──────── Records supplied ────────
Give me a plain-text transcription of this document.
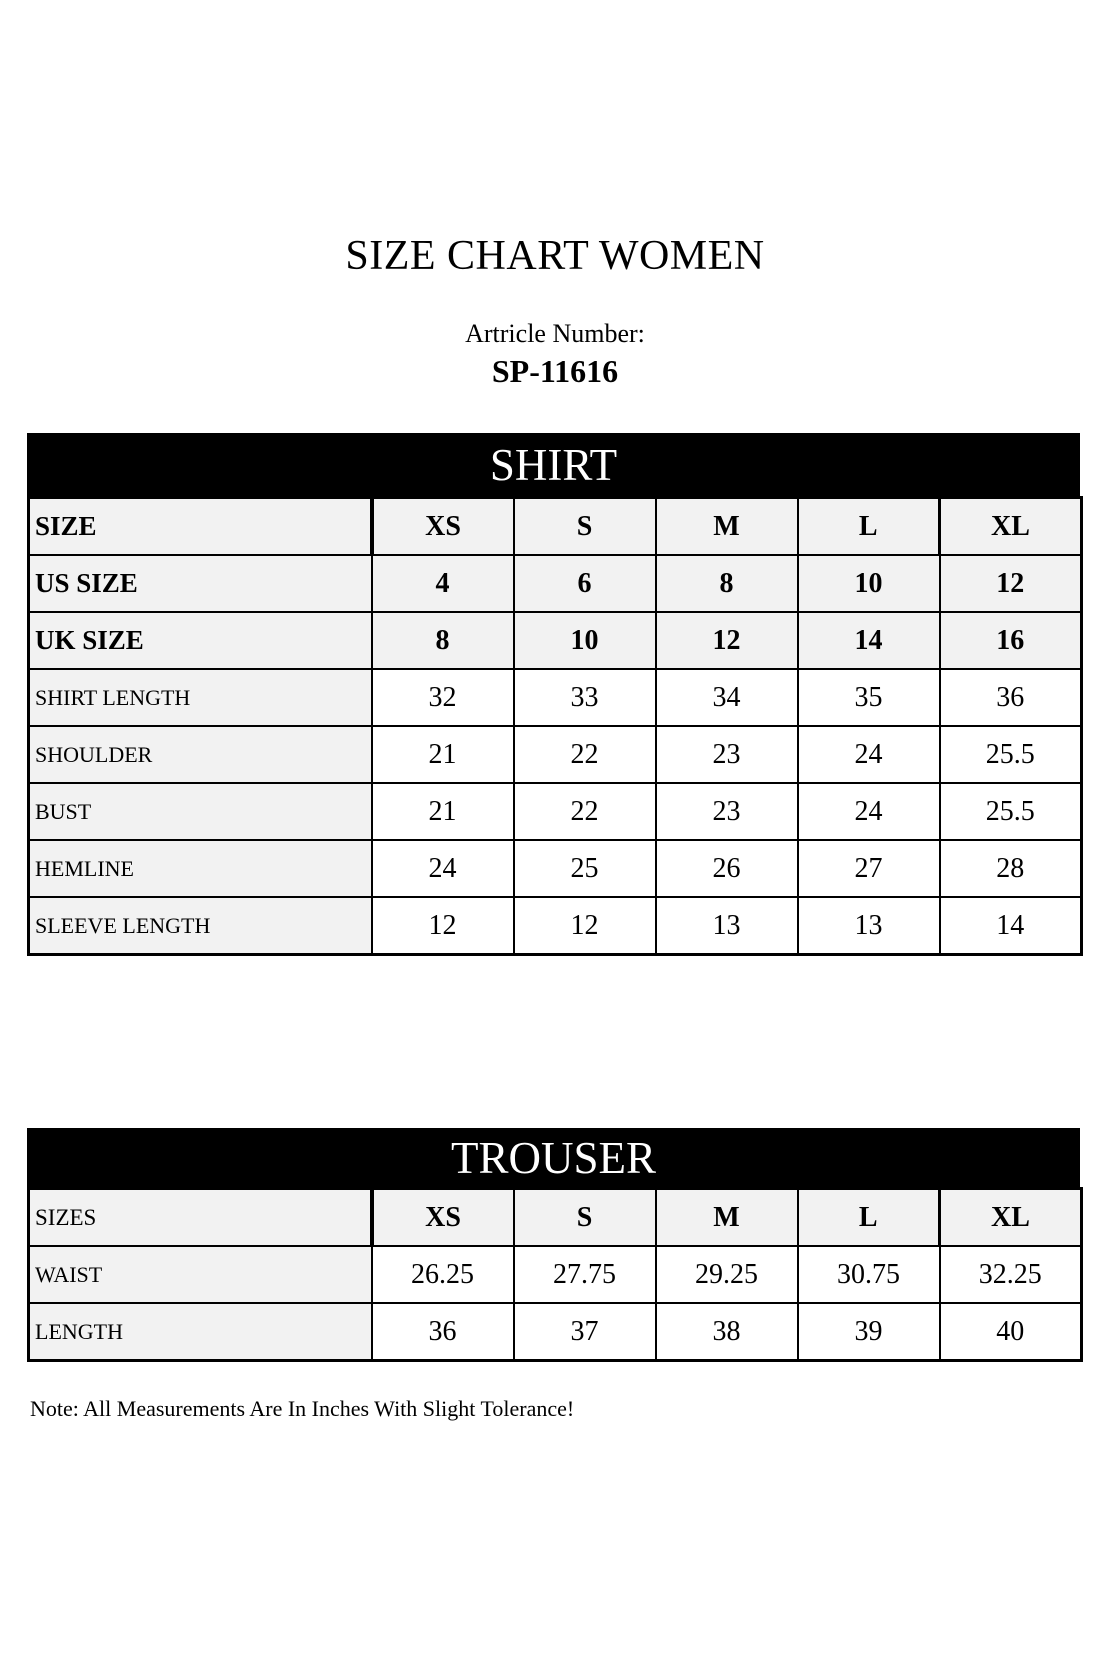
SIZE CHART WOMEN
Artricle Number:
SP-11616
SHIRT
SIZE	XS	S	M	L	XL
US SIZE	4	6	8	10	12
UK SIZE	8	10	12	14	16
SHIRT LENGTH	32	33	34	35	36
SHOULDER	21	22	23	24	25.5
BUST	21	22	23	24	25.5
HEMLINE	24	25	26	27	28
SLEEVE LENGTH	12	12	13	13	14
TROUSER
SIZES	XS	S	M	L	XL
WAIST	26.25	27.75	29.25	30.75	32.25
LENGTH	36	37	38	39	40
Note: All Measurements Are In Inches With Slight Tolerance!
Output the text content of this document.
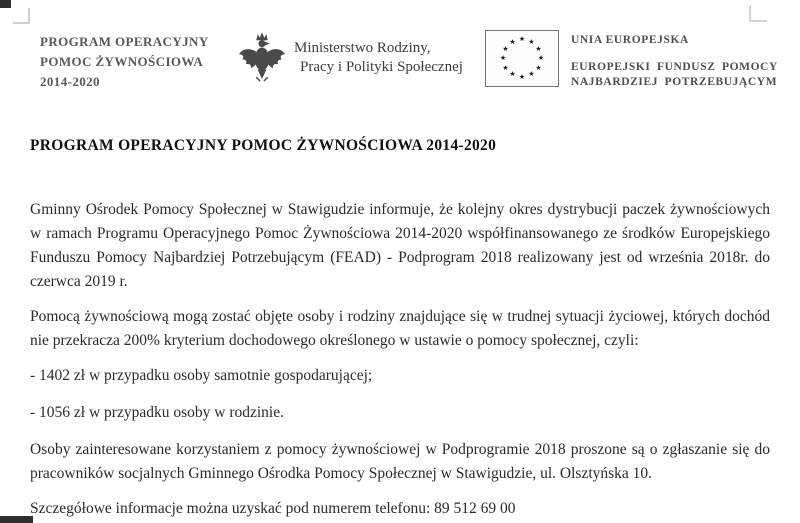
PROGRAM OPERACYJNY
POMOC ŻYWNOŚCIOWA
2014-2020
Ministerstwo Rodziny,
Pracy i Polityki Społecznej
★ ★
★
★
★
★
★
★
★
★
★
★	UNIA EUROPEJSKA
EUROPEJSKI FUNDUSZ POMOCY
NAJBARDZIEJ POTRZEBUJĄCYM
PROGRAM OPERACYJNY POMOC ŻYWNOŚCIOWA 2014-2020

Gminny Ośrodek Pomocy Społecznej w Stawigudzie informuje, że kolejny okres dystrybucji paczek żywnościowych w ramach Programu Operacyjnego Pomoc Żywnościowa 2014-2020 współfinansowanego ze środków Europejskiego Funduszu Pomocy Najbardziej Potrzebującym (FEAD) - Podprogram 2018 realizowany jest od września 2018r. do czerwca 2019 r.

Pomocą żywnościową mogą zostać objęte osoby i rodziny znajdujące się w trudnej sytuacji życiowej, których dochód nie przekracza 200% kryterium dochodowego określonego w ustawie o pomocy społecznej, czyli:

- 1402 zł w przypadku osoby samotnie gospodarującej;

- 1056 zł w przypadku osoby w rodzinie.

Osoby zainteresowane korzystaniem z pomocy żywnościowej w Podprogramie 2018 proszone są o zgłaszanie się do pracowników socjalnych Gminnego Ośrodka Pomocy Społecznej w Stawigudzie, ul. Olsztyńska 10.

Szczegółowe informacje można uzyskać pod numerem telefonu: 89 512 69 00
────────
● **Do this**: Lines containing the word "document" must all be returned from the material above.

● **Answer to the exercise**:
Give me a plain-text transcription of this document.
Output the text content of this document.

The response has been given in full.